[Recorded data]
::::

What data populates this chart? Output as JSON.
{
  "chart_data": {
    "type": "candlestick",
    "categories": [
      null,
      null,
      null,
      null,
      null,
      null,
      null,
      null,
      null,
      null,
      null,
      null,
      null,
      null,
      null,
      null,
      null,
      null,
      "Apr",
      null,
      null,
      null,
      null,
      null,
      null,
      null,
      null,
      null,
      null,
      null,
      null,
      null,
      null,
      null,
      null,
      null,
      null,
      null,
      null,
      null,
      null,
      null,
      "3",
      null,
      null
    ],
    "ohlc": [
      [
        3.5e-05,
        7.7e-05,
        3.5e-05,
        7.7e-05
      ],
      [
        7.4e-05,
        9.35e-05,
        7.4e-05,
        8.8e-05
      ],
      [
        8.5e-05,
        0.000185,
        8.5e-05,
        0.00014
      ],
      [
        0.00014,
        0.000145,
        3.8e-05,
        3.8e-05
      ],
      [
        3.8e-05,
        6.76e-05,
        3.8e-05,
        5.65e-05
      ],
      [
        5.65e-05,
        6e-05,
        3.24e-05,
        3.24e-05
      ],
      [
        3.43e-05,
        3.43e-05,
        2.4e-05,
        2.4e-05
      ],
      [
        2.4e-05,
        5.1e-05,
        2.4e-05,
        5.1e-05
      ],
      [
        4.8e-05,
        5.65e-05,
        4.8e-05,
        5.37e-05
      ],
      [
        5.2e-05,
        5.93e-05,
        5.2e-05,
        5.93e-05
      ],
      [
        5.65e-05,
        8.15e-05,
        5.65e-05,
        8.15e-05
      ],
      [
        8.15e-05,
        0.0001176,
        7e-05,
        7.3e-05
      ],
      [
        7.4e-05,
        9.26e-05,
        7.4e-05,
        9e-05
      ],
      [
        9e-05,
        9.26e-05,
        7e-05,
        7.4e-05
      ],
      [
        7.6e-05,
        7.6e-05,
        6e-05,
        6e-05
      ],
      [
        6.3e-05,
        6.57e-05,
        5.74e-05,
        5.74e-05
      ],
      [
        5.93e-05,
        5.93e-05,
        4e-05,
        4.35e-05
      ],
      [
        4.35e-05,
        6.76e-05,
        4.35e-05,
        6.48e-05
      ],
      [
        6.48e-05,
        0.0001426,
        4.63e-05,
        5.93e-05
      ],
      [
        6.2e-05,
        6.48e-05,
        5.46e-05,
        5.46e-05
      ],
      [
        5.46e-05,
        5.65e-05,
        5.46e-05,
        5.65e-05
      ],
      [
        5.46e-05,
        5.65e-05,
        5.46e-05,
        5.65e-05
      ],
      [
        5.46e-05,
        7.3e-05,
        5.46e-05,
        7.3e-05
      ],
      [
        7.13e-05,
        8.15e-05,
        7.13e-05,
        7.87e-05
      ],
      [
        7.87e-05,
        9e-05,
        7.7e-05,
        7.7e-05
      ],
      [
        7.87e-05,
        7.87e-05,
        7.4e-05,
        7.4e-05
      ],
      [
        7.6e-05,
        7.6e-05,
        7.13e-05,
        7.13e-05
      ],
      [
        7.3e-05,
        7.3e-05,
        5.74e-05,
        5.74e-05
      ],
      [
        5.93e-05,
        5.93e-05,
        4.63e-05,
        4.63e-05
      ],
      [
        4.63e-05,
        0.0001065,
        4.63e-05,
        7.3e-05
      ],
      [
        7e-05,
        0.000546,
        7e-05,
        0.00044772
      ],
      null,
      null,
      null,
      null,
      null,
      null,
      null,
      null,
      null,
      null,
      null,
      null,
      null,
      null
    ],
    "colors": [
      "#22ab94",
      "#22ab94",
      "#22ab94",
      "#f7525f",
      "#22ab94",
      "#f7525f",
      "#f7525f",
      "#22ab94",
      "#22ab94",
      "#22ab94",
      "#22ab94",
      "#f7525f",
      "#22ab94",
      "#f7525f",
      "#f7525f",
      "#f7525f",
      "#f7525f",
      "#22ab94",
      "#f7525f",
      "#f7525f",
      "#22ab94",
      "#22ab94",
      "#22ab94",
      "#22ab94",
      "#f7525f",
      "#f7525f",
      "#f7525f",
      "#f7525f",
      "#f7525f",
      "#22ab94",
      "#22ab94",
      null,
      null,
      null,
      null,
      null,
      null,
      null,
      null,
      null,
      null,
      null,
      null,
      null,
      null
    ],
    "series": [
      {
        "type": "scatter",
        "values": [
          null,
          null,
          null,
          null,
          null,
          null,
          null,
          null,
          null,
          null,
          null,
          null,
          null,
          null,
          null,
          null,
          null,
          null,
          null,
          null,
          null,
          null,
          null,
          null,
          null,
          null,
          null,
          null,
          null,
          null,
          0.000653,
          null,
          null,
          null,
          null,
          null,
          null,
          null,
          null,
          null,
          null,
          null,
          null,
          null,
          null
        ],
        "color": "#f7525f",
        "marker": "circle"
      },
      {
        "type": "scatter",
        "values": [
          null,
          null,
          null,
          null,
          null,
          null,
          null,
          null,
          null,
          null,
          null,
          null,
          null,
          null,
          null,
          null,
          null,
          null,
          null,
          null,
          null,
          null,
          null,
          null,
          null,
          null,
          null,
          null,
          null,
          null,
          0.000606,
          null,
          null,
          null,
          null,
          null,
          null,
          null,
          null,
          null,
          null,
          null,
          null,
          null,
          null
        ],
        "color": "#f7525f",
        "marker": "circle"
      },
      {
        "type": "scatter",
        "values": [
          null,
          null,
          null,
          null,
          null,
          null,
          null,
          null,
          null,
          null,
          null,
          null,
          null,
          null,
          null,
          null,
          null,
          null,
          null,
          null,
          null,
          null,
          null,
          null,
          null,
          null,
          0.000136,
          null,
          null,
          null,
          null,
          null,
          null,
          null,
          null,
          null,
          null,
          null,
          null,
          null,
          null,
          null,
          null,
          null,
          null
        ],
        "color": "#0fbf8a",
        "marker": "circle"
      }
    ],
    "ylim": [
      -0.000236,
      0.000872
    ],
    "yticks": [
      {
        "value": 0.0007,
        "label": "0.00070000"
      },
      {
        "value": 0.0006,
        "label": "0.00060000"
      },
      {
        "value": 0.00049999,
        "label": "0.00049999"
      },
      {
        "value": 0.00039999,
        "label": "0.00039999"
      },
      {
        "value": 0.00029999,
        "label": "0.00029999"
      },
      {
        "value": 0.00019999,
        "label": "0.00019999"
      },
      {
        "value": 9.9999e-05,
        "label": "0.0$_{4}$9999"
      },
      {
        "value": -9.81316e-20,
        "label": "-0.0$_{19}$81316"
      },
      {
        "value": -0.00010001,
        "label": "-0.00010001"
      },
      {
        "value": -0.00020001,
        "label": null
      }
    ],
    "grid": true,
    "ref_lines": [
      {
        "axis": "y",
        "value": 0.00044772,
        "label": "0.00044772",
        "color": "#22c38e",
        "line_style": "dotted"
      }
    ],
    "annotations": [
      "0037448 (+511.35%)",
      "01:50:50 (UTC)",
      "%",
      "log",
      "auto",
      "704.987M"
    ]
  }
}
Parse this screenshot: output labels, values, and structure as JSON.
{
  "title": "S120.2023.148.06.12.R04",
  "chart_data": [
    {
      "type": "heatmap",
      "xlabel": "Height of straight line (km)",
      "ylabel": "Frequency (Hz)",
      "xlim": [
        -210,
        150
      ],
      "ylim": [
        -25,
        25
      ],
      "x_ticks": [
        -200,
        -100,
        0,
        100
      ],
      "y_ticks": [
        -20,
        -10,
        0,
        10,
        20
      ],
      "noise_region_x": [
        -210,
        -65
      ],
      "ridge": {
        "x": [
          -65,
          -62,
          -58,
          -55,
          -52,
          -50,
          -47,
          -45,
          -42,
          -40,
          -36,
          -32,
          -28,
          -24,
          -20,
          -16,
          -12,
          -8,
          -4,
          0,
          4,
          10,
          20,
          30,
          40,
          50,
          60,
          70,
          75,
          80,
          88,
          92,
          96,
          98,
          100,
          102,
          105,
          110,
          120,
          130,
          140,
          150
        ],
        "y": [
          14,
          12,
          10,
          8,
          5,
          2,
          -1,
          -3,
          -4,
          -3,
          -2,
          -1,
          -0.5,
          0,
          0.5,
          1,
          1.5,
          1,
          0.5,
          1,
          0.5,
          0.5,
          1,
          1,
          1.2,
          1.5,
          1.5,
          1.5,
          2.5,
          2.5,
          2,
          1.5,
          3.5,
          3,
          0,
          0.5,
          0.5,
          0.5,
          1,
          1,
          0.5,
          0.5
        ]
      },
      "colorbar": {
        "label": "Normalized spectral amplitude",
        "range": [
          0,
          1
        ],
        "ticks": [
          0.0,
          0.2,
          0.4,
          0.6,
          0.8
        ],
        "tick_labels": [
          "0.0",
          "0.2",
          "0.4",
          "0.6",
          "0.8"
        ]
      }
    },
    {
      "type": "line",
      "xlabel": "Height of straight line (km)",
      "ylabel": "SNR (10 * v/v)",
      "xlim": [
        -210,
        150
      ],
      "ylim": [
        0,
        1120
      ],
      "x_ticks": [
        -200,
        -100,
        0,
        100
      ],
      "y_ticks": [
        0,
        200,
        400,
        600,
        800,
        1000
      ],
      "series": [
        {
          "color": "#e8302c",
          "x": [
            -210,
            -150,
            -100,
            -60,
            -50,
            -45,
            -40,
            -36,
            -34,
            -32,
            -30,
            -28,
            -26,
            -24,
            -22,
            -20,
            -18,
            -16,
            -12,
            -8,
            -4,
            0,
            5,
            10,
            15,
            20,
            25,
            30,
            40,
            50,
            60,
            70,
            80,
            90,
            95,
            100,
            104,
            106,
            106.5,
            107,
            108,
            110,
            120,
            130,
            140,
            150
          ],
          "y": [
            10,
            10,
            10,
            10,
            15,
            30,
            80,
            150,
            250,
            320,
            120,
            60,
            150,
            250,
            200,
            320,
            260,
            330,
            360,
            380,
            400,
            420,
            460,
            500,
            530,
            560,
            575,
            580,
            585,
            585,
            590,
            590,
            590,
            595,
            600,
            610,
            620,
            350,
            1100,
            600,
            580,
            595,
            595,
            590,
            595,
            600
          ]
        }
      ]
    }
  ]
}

::::

__Goal of the exercise__
How many lines in the records above contain the word "this"? Reply with the number and nothing more.

__Solved exercise__
2